Supplied records |

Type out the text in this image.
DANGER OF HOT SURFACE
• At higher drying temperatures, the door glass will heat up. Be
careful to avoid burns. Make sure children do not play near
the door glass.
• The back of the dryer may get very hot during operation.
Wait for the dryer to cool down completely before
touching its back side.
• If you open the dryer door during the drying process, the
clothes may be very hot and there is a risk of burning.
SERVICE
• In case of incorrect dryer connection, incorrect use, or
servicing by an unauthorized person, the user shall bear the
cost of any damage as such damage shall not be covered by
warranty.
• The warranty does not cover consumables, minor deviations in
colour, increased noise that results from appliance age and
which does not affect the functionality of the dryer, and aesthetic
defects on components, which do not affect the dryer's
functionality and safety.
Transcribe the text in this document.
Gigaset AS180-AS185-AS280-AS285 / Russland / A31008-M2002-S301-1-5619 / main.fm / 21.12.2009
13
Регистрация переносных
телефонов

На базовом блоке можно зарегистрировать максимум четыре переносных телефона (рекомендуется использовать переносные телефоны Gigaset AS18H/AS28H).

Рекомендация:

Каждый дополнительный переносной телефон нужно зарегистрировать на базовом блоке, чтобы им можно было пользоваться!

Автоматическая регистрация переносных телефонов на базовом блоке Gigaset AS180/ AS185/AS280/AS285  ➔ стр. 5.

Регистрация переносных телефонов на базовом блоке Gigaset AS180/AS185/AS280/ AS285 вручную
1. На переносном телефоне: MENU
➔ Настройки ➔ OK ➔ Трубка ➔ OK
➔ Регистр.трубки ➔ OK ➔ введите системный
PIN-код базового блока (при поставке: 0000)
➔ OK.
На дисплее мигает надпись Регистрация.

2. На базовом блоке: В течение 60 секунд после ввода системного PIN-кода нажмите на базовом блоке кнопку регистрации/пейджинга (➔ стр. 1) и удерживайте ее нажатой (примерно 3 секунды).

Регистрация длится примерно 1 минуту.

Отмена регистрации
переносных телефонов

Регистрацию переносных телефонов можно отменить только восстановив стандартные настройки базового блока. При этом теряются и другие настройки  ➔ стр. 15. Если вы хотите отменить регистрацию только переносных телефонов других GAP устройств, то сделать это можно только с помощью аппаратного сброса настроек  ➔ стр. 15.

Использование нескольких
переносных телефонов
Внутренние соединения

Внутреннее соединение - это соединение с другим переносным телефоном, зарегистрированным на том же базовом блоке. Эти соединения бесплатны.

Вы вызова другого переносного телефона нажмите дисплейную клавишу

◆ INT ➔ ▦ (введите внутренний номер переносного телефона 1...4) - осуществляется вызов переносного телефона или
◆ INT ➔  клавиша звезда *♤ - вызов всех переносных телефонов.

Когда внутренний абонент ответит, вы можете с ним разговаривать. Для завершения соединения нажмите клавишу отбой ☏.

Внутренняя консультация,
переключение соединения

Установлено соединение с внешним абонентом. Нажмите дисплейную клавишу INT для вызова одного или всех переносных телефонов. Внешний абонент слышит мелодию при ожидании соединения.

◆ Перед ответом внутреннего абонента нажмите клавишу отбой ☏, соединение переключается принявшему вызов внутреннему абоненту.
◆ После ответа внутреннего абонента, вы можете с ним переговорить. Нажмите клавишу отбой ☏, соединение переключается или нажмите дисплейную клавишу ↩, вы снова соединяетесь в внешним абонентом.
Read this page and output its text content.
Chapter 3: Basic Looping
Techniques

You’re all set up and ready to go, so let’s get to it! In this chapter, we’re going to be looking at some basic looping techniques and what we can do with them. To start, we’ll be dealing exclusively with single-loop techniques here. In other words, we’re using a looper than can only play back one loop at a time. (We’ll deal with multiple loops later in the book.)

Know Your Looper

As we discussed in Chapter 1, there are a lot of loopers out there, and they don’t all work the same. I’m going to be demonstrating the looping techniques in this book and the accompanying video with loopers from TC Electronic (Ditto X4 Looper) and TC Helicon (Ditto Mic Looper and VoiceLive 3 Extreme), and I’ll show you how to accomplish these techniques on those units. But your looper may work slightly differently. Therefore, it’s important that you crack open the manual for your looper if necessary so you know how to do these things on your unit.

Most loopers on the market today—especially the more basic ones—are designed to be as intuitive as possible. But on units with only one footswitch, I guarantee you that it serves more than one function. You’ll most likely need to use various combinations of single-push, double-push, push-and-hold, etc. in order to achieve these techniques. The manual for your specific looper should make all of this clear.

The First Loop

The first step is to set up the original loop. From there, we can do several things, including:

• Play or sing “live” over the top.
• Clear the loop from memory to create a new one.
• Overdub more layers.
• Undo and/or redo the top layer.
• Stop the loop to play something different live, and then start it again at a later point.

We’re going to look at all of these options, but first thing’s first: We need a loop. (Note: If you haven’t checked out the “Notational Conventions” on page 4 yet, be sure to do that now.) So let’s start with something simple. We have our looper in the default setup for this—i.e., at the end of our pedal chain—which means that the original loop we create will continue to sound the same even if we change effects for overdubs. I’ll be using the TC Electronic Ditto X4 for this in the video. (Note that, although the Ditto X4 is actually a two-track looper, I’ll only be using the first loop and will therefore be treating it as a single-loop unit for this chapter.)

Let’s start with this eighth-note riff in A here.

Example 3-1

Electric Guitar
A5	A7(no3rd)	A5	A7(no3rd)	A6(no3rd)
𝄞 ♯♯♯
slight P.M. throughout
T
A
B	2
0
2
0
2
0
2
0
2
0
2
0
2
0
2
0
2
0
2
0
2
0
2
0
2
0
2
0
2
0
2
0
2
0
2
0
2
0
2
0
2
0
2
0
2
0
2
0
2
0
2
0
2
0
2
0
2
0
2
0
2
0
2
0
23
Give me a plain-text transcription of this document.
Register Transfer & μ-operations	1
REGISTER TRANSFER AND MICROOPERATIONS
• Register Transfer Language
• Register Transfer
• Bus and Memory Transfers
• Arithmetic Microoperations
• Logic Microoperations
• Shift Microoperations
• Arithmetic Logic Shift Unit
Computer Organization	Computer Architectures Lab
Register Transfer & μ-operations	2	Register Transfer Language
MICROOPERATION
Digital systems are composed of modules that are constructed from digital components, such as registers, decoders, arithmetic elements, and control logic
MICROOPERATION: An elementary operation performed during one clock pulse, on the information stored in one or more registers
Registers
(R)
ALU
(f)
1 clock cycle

What you have to do | Each record should come back exactly as written.

Exercise output |
Type out the text in this image.
DANGER OF HOT SURFACE
• At higher drying temperatures, the door glass will heat up. Be
careful to avoid burns. Make sure children do not play near
the door glass.
• The back of the dryer may get very hot during operation.
Wait for the dryer to cool down completely before
touching its back side.
• If you open the dryer door during the drying process, the
clothes may be very hot and there is a risk of burning.
SERVICE
• In case of incorrect dryer connection, incorrect use, or
servicing by an unauthorized person, the user shall bear the
cost of any damage as such damage shall not be covered by
warranty.
• The warranty does not cover consumables, minor deviations in
colour, increased noise that results from appliance age and
which does not affect the functionality of the dryer, and aesthetic
defects on components, which do not affect the dryer's
functionality and safety.
Transcribe the text in this document.
Gigaset AS180-AS185-AS280-AS285 / Russland / A31008-M2002-S301-1-5619 / main.fm / 21.12.2009
13
Регистрация переносных
телефонов

На базовом блоке можно зарегистрировать максимум четыре переносных телефона (рекомендуется использовать переносные телефоны Gigaset AS18H/AS28H).

Рекомендация:

Каждый дополнительный переносной телефон нужно зарегистрировать на базовом блоке, чтобы им можно было пользоваться!

Автоматическая регистрация переносных телефонов на базовом блоке Gigaset AS180/ AS185/AS280/AS285  ➔ стр. 5.

Регистрация переносных телефонов на базовом блоке Gigaset AS180/AS185/AS280/ AS285 вручную
1. На переносном телефоне: MENU
➔ Настройки ➔ OK ➔ Трубка ➔ OK
➔ Регистр.трубки ➔ OK ➔ введите системный
PIN-код базового блока (при поставке: 0000)
➔ OK.
На дисплее мигает надпись Регистрация.

2. На базовом блоке: В течение 60 секунд после ввода системного PIN-кода нажмите на базовом блоке кнопку регистрации/пейджинга (➔ стр. 1) и удерживайте ее нажатой (примерно 3 секунды).

Регистрация длится примерно 1 минуту.

Отмена регистрации
переносных телефонов

Регистрацию переносных телефонов можно отменить только восстановив стандартные настройки базового блока. При этом теряются и другие настройки  ➔ стр. 15. Если вы хотите отменить регистрацию только переносных телефонов других GAP устройств, то сделать это можно только с помощью аппаратного сброса настроек  ➔ стр. 15.

Использование нескольких
переносных телефонов
Внутренние соединения

Внутреннее соединение - это соединение с другим переносным телефоном, зарегистрированным на том же базовом блоке. Эти соединения бесплатны.

Вы вызова другого переносного телефона нажмите дисплейную клавишу

◆ INT ➔ ▦ (введите внутренний номер переносного телефона 1...4) - осуществляется вызов переносного телефона или
◆ INT ➔  клавиша звезда *♤ - вызов всех переносных телефонов.

Когда внутренний абонент ответит, вы можете с ним разговаривать. Для завершения соединения нажмите клавишу отбой ☏.

Внутренняя консультация,
переключение соединения

Установлено соединение с внешним абонентом. Нажмите дисплейную клавишу INT для вызова одного или всех переносных телефонов. Внешний абонент слышит мелодию при ожидании соединения.

◆ Перед ответом внутреннего абонента нажмите клавишу отбой ☏, соединение переключается принявшему вызов внутреннему абоненту.
◆ После ответа внутреннего абонента, вы можете с ним переговорить. Нажмите клавишу отбой ☏, соединение переключается или нажмите дисплейную клавишу ↩, вы снова соединяетесь в внешним абонентом.
Read this page and output its text content.
Chapter 3: Basic Looping
Techniques

You’re all set up and ready to go, so let’s get to it! In this chapter, we’re going to be looking at some basic looping techniques and what we can do with them. To start, we’ll be dealing exclusively with single-loop techniques here. In other words, we’re using a looper than can only play back one loop at a time. (We’ll deal with multiple loops later in the book.)

Know Your Looper

As we discussed in Chapter 1, there are a lot of loopers out there, and they don’t all work the same. I’m going to be demonstrating the looping techniques in this book and the accompanying video with loopers from TC Electronic (Ditto X4 Looper) and TC Helicon (Ditto Mic Looper and VoiceLive 3 Extreme), and I’ll show you how to accomplish these techniques on those units. But your looper may work slightly differently. Therefore, it’s important that you crack open the manual for your looper if necessary so you know how to do these things on your unit.

Most loopers on the market today—especially the more basic ones—are designed to be as intuitive as possible. But on units with only one footswitch, I guarantee you that it serves more than one function. You’ll most likely need to use various combinations of single-push, double-push, push-and-hold, etc. in order to achieve these techniques. The manual for your specific looper should make all of this clear.

The First Loop

The first step is to set up the original loop. From there, we can do several things, including:

• Play or sing “live” over the top.
• Clear the loop from memory to create a new one.
• Overdub more layers.
• Undo and/or redo the top layer.
• Stop the loop to play something different live, and then start it again at a later point.

We’re going to look at all of these options, but first thing’s first: We need a loop. (Note: If you haven’t checked out the “Notational Conventions” on page 4 yet, be sure to do that now.) So let’s start with something simple. We have our looper in the default setup for this—i.e., at the end of our pedal chain—which means that the original loop we create will continue to sound the same even if we change effects for overdubs. I’ll be using the TC Electronic Ditto X4 for this in the video. (Note that, although the Ditto X4 is actually a two-track looper, I’ll only be using the first loop and will therefore be treating it as a single-loop unit for this chapter.)

Let’s start with this eighth-note riff in A here.

Example 3-1

Electric Guitar
A5	A7(no3rd)	A5	A7(no3rd)	A6(no3rd)
𝄞 ♯♯♯
slight P.M. throughout
T
A
B	2
0
2
0
2
0
2
0
2
0
2
0
2
0
2
0
2
0
2
0
2
0
2
0
2
0
2
0
2
0
2
0
2
0
2
0
2
0
2
0
2
0
2
0
2
0
2
0
2
0
2
0
2
0
2
0
2
0
2
0
2
0
2
0
23
Give me a plain-text transcription of this document.
Register Transfer & μ-operations	1
REGISTER TRANSFER AND MICROOPERATIONS
• Register Transfer Language
• Register Transfer
• Bus and Memory Transfers
• Arithmetic Microoperations
• Logic Microoperations
• Shift Microoperations
• Arithmetic Logic Shift Unit
Computer Organization	Computer Architectures Lab
Register Transfer & μ-operations	2	Register Transfer Language
MICROOPERATION
Digital systems are composed of modules that are constructed from digital components, such as registers, decoders, arithmetic elements, and control logic
MICROOPERATION: An elementary operation performed during one clock pulse, on the information stored in one or more registers
Registers
(R)
ALU
(f)
1 clock cycle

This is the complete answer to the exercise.